● Dataset entries
···

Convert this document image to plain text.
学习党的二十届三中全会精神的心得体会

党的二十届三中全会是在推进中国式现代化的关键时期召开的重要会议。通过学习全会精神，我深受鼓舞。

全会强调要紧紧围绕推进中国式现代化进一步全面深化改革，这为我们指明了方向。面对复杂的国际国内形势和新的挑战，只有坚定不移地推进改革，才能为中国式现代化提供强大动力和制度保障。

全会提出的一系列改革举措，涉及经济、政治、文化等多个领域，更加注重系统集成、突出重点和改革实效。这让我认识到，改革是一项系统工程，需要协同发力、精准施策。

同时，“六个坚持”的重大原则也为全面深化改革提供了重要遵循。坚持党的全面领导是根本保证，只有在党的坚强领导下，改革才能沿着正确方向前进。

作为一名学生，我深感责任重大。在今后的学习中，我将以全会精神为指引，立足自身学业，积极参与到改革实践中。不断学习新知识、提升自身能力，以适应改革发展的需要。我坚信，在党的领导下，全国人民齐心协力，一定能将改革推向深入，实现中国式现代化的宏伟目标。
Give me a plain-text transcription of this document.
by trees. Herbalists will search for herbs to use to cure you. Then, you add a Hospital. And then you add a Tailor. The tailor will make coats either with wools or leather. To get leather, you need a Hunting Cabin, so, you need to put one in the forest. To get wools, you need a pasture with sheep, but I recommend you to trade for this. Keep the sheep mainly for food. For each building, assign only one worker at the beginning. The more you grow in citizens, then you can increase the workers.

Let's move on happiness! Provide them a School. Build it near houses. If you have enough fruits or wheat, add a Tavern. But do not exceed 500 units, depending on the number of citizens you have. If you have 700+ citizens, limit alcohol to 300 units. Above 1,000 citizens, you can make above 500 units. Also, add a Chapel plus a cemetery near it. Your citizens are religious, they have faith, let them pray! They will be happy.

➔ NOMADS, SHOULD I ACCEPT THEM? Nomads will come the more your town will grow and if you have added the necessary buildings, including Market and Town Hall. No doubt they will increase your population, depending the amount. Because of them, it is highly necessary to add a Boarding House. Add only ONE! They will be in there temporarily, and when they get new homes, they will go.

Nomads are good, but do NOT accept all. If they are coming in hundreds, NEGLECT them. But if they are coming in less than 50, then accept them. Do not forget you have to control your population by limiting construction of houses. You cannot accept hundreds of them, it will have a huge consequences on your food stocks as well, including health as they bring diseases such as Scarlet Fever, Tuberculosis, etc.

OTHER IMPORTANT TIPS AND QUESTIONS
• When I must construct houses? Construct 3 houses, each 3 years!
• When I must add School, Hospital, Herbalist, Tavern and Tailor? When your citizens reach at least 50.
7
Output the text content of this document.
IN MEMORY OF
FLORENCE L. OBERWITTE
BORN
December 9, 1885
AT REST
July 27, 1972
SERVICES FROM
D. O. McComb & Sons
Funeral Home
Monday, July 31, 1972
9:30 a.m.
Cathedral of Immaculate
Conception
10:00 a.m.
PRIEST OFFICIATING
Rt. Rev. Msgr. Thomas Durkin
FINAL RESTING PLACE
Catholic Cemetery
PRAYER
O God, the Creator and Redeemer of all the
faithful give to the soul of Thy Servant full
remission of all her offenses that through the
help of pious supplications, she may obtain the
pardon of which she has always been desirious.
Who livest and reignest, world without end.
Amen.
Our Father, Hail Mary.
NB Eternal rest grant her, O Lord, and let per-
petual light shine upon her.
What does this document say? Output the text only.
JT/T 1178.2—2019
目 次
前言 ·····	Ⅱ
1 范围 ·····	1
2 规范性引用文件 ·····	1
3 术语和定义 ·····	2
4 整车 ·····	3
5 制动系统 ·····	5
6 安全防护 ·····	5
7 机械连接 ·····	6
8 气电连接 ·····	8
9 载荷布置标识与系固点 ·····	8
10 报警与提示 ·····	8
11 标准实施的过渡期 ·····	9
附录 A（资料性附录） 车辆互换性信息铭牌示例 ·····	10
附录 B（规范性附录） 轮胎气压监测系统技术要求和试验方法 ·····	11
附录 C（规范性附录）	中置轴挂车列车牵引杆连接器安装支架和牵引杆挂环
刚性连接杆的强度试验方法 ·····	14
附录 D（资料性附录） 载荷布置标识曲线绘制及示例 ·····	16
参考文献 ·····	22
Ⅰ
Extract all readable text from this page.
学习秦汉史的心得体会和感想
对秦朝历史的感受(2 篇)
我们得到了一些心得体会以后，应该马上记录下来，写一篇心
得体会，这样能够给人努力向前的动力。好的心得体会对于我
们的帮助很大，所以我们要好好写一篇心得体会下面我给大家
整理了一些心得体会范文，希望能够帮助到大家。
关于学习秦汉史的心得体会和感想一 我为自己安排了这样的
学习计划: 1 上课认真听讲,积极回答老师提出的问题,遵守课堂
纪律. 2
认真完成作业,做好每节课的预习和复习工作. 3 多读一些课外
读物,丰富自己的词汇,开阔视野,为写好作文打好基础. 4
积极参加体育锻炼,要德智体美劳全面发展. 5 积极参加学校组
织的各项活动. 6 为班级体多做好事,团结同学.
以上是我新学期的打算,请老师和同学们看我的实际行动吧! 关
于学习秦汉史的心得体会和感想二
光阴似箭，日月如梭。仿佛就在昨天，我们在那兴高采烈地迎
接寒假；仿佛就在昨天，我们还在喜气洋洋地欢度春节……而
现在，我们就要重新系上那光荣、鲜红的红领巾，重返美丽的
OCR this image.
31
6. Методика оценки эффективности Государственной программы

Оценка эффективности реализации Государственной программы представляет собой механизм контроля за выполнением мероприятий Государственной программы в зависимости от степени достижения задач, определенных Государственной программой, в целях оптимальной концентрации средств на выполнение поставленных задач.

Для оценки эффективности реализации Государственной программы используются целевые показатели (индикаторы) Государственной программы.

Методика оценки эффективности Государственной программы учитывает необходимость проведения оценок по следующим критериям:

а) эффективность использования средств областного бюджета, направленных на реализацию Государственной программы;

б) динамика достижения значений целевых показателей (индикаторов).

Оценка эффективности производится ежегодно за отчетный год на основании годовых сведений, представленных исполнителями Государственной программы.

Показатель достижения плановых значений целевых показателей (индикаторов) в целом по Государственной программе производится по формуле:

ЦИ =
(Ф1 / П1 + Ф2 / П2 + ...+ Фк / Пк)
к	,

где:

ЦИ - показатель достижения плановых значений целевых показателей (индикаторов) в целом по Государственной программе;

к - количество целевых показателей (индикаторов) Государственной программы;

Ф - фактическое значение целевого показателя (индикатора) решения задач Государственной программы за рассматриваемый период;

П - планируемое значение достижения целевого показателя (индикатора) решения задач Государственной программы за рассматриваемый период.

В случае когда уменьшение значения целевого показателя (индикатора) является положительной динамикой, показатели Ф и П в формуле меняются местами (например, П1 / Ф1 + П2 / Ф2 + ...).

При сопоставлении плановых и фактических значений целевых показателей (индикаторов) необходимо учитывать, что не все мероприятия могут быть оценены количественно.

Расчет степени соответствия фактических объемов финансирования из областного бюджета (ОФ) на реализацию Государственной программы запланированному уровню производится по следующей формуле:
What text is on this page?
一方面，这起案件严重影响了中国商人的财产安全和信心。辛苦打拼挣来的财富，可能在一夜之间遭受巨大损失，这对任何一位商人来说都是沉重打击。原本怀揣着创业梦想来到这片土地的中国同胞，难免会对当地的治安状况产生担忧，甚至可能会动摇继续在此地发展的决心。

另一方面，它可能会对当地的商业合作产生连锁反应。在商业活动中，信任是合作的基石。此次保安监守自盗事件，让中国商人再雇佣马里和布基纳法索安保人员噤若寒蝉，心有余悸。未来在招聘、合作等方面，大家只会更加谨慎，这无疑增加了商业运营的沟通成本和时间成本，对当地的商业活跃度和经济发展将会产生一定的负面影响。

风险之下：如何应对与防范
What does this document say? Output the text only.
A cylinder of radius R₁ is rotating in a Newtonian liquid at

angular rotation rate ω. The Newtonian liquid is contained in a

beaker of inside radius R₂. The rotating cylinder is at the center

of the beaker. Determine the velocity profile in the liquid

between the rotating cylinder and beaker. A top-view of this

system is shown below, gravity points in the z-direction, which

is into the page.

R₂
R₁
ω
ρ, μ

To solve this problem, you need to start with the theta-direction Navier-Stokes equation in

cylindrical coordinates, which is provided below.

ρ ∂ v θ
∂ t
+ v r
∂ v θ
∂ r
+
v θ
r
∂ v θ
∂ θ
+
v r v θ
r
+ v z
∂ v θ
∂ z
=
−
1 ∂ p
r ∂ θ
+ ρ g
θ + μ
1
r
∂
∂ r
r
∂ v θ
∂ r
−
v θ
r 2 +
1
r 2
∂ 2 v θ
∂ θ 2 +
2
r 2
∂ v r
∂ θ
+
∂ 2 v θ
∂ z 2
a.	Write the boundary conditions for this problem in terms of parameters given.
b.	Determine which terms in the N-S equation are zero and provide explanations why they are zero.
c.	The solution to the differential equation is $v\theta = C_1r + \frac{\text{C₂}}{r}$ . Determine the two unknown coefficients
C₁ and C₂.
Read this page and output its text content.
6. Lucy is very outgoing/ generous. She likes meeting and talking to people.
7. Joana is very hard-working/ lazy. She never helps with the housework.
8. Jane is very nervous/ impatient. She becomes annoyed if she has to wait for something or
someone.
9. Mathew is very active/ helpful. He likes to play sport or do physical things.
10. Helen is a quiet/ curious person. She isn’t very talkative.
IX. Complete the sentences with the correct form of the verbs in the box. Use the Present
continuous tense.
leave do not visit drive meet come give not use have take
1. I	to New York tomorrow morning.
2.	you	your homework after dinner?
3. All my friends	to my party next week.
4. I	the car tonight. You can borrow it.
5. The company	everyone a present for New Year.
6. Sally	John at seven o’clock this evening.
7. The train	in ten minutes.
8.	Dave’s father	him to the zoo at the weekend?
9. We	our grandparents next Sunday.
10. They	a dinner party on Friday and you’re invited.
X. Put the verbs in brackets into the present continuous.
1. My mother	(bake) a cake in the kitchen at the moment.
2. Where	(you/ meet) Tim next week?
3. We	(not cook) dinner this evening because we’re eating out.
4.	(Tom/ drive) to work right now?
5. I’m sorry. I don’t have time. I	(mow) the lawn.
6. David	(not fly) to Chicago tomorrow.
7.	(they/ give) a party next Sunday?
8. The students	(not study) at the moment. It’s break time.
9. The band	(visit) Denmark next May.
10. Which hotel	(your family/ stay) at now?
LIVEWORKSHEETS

···

● Your task
Pick out every line above that contains the word "бюджета" and copy it.

● Response to this exercise
а) эффективность использования средств областного бюджета, направленных на реализацию Государственной программы;
Расчет степени соответствия фактических объемов финансирования из областного бюджета (ОФ) на реализацию Государственной программы запланированному уровню производится по следующей формуле:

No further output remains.